Task goal =>
How many of the lines below include "this"? Give the number and no other words.

Start of Data records

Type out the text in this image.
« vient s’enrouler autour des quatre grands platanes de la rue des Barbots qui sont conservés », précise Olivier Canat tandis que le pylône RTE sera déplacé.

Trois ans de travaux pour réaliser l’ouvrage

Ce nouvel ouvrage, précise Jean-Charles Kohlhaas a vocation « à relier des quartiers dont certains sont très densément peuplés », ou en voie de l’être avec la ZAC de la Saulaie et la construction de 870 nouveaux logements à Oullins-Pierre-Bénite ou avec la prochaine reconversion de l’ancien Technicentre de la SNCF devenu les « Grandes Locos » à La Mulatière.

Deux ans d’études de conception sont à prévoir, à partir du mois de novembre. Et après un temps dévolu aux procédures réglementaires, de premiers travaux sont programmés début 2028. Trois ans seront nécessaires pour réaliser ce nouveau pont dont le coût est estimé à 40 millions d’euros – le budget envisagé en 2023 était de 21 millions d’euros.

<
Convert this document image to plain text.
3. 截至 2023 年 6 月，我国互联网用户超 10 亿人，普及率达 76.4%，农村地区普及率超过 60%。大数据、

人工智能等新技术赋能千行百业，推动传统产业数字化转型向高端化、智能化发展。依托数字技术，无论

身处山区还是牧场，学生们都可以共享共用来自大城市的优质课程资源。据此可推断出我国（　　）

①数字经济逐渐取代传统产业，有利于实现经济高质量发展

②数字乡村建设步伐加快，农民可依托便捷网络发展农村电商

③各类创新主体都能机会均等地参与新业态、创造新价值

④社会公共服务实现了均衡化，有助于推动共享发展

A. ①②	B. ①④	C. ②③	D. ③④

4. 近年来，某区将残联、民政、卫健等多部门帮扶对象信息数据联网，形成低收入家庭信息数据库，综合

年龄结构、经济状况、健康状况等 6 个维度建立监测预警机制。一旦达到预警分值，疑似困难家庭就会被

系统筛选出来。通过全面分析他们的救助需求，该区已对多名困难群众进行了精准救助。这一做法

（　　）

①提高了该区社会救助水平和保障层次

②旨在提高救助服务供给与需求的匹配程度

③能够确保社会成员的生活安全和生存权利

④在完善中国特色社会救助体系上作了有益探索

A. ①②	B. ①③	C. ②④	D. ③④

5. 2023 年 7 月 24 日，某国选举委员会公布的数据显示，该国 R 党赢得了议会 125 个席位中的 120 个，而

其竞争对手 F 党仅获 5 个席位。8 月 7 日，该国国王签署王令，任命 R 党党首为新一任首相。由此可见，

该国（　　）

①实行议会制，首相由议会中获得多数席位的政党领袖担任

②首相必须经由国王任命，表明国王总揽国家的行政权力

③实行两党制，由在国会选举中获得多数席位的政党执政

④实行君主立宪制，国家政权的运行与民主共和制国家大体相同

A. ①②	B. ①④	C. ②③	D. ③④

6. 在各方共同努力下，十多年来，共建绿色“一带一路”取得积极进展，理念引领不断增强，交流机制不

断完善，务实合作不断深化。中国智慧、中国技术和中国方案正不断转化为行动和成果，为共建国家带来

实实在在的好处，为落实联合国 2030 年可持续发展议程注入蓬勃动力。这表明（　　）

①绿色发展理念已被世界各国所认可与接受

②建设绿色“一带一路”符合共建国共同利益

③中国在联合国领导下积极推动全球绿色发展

End of Data records

The solution =>
2